[Source records]
::::::::::

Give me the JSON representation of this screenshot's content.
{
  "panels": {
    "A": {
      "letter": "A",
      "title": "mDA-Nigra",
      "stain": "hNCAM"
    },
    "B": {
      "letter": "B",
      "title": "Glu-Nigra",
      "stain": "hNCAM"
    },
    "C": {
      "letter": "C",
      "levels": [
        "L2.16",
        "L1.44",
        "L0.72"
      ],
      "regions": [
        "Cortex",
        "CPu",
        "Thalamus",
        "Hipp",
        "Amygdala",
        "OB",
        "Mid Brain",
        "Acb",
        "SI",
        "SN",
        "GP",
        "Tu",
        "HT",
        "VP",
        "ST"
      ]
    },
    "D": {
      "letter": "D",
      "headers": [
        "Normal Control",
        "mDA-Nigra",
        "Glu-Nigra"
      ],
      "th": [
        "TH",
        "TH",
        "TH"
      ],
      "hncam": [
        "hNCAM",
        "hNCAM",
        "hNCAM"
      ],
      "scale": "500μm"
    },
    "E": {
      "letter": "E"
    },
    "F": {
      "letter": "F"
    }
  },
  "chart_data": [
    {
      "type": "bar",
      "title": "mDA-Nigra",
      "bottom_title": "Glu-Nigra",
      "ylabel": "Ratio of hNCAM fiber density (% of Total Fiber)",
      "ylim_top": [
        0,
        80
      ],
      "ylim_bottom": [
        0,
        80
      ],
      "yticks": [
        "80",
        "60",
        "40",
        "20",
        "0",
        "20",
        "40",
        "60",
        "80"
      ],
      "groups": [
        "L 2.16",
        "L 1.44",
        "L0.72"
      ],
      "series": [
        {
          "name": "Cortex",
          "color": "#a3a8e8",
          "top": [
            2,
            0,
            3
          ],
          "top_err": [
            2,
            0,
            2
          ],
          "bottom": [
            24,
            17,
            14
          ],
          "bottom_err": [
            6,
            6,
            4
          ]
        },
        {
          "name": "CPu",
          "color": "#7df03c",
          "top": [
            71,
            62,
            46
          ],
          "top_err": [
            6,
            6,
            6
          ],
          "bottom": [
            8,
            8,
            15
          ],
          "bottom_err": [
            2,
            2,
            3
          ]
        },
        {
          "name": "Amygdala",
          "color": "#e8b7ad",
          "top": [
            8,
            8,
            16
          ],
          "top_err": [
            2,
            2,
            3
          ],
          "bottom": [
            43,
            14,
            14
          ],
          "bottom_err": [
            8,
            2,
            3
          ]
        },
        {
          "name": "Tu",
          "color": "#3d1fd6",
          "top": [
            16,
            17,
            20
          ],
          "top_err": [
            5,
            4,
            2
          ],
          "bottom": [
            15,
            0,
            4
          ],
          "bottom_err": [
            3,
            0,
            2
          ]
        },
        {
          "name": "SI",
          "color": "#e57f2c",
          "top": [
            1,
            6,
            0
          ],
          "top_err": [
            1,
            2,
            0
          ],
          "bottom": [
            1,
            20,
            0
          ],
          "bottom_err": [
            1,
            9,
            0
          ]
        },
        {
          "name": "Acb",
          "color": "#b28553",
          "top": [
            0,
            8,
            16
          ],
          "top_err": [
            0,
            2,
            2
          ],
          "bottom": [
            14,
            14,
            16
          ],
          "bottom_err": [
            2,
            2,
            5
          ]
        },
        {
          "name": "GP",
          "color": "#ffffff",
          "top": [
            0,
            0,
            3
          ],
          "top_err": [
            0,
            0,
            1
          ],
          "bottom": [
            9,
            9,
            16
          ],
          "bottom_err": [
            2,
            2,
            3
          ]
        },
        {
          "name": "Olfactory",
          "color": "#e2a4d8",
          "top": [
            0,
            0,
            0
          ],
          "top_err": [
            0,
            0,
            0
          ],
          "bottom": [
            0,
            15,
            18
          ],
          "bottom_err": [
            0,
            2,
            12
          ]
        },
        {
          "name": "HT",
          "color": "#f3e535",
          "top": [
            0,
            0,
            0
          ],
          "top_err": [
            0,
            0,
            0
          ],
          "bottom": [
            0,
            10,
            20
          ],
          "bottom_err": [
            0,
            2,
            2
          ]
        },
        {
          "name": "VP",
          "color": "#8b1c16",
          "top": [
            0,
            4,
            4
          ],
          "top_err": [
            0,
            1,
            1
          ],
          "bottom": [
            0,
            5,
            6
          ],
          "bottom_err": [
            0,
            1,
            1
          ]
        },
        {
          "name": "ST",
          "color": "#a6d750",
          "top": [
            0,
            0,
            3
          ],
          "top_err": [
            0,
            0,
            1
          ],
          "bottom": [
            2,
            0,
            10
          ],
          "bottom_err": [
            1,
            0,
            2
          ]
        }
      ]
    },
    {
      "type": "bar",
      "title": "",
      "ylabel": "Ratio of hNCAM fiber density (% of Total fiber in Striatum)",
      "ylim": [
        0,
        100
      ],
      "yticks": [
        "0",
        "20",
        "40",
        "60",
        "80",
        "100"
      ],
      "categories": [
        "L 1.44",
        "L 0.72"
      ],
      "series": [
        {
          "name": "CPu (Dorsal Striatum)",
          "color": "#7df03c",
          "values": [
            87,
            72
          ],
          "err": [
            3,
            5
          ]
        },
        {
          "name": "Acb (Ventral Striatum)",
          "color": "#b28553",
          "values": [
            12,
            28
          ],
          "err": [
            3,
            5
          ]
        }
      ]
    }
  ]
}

::::::::::

Description of the task: Filter lines by "Ratio" and return each hit.

Written solution:
      "ylabel": "Ratio of hNCAM fiber density (% of Total Fiber)",
      "ylabel": "Ratio of hNCAM fiber density (% of Total fiber in Striatum)",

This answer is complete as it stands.